#### Provided material

>>>>>

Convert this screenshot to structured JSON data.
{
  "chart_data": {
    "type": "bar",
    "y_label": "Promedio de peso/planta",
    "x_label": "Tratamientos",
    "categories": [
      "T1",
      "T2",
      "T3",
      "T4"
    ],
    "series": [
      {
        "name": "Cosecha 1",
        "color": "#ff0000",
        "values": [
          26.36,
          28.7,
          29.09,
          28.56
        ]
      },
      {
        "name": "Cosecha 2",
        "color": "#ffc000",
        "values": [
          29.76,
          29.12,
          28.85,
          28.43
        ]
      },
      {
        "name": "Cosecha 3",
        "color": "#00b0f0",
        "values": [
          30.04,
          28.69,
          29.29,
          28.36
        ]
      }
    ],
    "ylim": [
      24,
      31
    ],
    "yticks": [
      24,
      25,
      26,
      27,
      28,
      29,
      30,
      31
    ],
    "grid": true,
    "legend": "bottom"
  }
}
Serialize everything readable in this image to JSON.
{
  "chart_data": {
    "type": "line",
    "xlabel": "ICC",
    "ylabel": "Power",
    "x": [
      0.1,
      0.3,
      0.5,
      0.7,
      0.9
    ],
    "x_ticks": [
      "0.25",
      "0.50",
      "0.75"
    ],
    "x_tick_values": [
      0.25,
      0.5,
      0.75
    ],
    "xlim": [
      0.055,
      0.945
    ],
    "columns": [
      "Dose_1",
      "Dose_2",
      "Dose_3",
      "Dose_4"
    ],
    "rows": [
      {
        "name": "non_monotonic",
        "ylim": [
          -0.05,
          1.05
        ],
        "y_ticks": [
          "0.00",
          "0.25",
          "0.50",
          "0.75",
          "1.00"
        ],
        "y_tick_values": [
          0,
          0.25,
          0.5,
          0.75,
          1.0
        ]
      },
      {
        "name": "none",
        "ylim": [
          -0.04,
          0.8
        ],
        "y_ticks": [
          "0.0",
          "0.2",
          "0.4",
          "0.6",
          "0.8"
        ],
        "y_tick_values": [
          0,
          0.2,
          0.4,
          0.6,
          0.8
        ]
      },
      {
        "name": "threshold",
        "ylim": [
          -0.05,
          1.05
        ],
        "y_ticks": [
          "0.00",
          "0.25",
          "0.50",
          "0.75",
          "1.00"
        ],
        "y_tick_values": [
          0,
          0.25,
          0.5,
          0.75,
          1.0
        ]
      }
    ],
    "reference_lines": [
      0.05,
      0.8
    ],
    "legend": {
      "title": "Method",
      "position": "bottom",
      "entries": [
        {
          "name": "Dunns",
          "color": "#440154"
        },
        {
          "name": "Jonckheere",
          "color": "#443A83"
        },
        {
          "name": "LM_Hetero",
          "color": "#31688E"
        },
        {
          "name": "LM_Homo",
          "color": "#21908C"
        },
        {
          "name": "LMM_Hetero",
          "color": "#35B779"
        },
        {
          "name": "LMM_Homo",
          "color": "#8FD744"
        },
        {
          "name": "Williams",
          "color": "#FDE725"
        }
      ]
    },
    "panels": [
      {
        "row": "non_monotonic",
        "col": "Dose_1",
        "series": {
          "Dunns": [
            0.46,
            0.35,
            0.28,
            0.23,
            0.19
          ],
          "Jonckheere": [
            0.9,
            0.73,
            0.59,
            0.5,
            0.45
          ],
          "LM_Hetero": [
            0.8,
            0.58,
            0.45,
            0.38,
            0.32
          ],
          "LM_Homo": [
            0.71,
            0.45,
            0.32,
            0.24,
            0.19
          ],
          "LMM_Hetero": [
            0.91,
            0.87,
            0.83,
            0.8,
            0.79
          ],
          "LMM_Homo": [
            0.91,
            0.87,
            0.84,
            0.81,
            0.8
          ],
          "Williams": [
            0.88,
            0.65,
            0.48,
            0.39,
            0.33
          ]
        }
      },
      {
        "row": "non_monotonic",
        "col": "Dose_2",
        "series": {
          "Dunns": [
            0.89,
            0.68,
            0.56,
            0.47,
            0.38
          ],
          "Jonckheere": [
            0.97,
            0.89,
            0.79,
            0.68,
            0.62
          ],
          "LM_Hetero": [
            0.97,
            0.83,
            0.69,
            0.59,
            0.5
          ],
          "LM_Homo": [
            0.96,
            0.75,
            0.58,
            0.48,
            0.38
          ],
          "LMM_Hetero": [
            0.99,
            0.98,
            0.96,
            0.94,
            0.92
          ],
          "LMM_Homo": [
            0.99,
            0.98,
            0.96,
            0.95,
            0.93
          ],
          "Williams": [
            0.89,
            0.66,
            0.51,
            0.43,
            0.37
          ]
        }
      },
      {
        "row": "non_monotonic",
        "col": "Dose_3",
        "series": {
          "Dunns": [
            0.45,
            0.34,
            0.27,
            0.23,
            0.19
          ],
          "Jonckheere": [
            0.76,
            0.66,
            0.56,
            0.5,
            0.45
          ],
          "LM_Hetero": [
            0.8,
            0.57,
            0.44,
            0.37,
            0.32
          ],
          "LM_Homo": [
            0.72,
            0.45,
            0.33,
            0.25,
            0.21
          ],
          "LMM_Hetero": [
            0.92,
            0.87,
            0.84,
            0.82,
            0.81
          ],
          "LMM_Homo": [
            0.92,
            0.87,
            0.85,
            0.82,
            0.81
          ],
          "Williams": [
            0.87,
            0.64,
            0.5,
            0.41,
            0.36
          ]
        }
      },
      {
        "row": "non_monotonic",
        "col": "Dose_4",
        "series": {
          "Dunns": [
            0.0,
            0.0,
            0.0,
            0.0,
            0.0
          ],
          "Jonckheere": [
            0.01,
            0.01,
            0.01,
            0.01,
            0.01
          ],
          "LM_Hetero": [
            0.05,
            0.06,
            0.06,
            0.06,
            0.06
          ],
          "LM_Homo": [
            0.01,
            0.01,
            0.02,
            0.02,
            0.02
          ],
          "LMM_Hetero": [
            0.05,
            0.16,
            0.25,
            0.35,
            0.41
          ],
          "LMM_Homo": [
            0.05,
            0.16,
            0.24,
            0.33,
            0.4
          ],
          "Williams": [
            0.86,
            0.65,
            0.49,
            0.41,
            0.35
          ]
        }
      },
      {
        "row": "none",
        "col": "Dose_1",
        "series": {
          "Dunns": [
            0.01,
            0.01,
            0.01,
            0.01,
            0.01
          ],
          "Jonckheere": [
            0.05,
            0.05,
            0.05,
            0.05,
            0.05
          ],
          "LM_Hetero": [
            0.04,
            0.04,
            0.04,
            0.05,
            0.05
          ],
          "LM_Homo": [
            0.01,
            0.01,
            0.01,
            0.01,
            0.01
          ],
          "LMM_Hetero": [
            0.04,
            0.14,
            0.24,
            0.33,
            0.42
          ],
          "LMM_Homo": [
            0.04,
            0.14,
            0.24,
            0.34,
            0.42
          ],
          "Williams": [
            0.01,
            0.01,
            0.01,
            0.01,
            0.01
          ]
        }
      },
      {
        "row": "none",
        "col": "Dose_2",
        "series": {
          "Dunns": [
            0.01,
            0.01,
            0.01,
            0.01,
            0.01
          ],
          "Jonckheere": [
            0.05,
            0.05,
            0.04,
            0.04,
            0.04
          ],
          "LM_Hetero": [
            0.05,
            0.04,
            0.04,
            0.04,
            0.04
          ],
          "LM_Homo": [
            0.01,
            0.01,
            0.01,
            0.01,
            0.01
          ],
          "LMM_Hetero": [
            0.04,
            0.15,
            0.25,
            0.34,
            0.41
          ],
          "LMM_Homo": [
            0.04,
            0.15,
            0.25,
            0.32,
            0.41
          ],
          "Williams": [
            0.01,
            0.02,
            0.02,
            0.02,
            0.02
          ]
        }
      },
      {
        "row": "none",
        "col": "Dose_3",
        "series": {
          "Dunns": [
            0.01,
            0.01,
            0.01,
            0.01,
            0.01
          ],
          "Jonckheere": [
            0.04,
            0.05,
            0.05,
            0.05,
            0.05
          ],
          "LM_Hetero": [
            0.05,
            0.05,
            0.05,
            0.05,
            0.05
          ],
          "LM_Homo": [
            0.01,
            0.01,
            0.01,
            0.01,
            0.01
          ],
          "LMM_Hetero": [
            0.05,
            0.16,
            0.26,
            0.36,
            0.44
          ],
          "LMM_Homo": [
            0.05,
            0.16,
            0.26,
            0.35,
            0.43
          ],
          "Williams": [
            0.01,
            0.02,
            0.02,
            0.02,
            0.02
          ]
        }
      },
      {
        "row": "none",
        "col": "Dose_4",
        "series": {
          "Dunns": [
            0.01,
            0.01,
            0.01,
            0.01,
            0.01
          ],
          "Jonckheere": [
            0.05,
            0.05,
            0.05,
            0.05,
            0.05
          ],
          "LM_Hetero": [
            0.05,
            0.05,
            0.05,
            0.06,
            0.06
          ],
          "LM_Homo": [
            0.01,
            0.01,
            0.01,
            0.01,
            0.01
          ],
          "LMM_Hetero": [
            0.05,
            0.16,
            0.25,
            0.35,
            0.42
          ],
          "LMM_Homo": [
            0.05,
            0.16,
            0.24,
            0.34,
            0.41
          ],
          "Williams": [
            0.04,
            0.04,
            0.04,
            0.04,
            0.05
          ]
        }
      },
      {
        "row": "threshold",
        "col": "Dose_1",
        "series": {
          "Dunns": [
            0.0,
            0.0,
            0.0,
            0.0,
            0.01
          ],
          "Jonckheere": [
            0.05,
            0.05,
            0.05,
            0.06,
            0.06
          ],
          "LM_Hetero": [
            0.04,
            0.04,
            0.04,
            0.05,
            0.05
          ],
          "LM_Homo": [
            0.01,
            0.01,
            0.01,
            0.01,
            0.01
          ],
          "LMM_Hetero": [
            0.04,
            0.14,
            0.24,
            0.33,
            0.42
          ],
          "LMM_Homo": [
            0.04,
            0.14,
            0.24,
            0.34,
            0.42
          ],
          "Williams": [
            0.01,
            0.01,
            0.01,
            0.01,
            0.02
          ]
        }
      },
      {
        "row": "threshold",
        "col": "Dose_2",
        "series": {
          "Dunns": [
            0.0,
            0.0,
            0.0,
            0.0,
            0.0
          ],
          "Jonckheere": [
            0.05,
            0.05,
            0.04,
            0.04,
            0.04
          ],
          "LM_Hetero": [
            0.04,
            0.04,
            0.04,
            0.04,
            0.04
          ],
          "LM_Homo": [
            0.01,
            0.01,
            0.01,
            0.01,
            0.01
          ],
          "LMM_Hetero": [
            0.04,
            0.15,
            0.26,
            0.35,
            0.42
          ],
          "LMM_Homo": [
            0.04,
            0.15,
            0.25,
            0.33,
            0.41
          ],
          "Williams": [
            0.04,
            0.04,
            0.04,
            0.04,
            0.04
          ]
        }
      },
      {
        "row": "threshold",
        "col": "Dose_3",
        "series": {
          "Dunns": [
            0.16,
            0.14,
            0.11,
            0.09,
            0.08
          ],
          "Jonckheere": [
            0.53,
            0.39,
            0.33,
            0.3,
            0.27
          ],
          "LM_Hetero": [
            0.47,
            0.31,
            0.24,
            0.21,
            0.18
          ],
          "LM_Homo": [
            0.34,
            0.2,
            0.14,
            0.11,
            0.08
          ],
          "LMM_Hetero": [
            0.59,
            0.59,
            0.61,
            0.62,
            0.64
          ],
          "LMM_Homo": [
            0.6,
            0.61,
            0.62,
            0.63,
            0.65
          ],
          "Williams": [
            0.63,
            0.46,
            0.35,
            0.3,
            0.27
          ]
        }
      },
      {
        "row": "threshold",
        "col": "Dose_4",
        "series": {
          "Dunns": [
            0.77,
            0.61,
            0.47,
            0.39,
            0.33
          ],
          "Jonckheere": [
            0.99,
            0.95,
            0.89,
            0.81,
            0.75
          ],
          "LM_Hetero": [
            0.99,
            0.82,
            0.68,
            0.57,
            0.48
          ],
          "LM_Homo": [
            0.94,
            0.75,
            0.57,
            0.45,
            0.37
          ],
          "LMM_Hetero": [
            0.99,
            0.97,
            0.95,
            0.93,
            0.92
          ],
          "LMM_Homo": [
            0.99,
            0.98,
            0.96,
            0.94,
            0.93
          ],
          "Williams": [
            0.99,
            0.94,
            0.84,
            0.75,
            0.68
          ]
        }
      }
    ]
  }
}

<<<<<

#### Do this
Identify each line containing the string "color" and copy it out.

#### Output for this exercise
        "color": "#ff0000",
        "color": "#ffc000",
        "color": "#00b0f0",
          "color": "#440154"
          "color": "#443A83"
          "color": "#31688E"
          "color": "#21908C"
          "color": "#35B779"
          "color": "#8FD744"
          "color": "#FDE725"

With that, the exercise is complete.